= What is asked =
Scan the entries below and count the lines holding the string "twitter". Supply only the number.

*** Task inputs

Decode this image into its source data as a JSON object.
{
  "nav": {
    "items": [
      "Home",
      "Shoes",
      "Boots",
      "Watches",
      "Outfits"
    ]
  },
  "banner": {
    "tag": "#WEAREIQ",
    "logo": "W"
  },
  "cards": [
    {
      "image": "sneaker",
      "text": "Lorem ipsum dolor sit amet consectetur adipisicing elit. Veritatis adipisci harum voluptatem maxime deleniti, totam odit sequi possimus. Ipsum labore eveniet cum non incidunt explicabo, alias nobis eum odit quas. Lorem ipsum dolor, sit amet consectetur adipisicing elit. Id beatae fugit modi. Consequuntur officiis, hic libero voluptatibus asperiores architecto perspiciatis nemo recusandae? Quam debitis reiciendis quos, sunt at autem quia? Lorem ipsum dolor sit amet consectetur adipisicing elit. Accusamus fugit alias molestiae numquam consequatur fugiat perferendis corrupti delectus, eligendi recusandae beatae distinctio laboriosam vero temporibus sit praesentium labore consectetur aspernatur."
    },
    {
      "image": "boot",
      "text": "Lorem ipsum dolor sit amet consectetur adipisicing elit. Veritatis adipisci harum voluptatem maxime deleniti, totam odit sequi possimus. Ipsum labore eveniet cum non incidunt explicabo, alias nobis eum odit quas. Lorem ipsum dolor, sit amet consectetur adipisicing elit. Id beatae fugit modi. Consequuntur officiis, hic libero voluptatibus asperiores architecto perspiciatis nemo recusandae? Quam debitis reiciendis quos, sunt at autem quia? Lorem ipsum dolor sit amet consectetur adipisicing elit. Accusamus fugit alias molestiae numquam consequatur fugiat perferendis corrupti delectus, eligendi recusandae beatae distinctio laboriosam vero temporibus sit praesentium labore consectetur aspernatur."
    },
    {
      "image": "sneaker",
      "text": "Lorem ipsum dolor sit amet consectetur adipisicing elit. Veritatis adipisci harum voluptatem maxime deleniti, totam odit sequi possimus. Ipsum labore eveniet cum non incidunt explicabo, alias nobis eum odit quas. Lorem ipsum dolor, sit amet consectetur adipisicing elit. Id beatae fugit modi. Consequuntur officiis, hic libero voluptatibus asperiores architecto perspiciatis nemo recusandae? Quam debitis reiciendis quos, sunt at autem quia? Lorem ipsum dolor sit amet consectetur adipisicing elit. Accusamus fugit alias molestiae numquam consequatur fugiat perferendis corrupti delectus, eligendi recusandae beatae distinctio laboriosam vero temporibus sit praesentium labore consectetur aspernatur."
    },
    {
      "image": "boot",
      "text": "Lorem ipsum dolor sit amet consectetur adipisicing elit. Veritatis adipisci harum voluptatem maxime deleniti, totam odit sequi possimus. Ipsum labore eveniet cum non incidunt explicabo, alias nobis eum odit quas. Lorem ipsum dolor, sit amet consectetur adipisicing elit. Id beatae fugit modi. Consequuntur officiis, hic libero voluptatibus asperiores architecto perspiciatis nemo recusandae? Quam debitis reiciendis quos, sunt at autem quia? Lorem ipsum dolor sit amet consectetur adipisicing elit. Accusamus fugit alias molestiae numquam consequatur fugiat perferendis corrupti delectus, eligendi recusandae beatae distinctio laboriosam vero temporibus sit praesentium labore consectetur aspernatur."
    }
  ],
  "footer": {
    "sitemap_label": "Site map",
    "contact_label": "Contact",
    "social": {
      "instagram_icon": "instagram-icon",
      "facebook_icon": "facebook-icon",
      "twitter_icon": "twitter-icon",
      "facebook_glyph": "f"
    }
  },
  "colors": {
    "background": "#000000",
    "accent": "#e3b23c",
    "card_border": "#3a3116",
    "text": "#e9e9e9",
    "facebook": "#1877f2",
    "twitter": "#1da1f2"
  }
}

******
*** Task inputs

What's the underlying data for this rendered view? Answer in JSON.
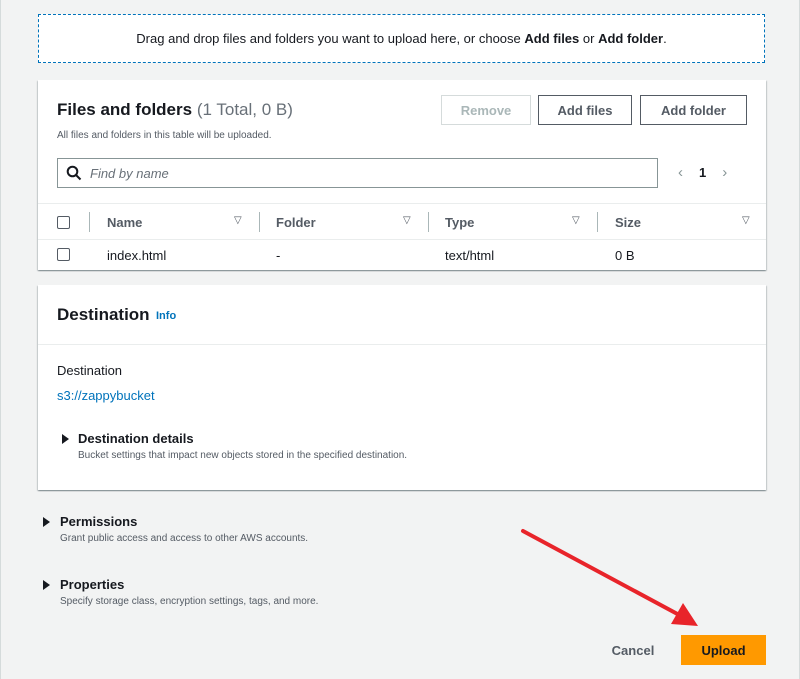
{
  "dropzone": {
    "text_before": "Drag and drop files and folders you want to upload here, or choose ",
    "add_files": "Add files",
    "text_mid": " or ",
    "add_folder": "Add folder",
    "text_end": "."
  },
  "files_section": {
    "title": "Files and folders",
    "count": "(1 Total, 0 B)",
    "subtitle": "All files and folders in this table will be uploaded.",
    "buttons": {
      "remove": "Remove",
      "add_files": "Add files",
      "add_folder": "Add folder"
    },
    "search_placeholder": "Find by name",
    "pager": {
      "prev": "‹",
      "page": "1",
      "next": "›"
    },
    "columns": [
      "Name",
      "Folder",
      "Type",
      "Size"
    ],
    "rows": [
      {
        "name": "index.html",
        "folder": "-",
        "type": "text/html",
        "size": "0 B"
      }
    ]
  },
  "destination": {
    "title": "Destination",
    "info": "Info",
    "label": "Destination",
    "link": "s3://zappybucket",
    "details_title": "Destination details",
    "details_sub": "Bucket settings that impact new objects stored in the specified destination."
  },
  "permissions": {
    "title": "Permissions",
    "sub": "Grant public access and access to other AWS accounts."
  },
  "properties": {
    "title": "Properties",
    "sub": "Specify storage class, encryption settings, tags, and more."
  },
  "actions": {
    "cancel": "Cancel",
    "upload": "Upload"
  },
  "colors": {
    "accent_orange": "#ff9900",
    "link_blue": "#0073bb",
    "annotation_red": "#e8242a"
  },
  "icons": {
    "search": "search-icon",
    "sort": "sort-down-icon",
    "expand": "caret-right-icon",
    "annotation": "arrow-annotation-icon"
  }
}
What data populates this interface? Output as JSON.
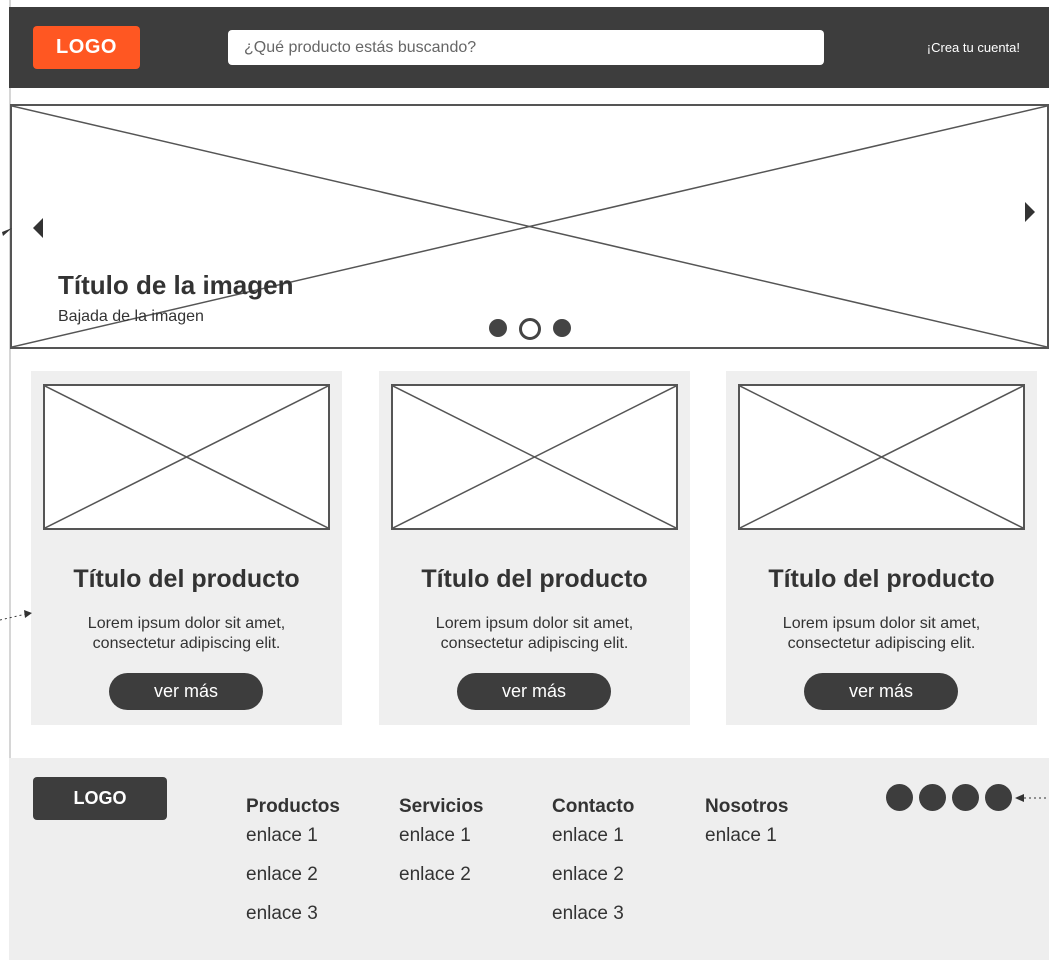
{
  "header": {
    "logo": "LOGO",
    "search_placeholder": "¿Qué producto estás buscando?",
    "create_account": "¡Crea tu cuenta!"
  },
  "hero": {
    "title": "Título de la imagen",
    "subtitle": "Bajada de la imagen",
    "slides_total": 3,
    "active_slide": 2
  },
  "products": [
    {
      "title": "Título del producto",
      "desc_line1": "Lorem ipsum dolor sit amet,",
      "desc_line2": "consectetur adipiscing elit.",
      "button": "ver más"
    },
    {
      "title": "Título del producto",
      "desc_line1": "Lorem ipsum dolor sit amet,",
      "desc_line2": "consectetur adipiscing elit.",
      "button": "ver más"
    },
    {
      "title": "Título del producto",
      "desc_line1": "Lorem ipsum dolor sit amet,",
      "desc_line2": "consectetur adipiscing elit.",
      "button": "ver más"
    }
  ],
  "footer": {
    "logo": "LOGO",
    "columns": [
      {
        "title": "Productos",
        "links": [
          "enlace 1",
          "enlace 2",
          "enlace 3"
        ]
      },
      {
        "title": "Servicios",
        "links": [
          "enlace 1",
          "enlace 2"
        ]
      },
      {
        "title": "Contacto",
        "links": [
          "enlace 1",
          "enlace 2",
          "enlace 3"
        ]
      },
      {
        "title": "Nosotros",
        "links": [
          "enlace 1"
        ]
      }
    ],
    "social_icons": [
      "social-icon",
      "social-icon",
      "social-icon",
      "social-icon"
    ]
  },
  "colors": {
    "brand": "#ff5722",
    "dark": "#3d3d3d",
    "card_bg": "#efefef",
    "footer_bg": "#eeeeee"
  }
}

******

= Output below =
2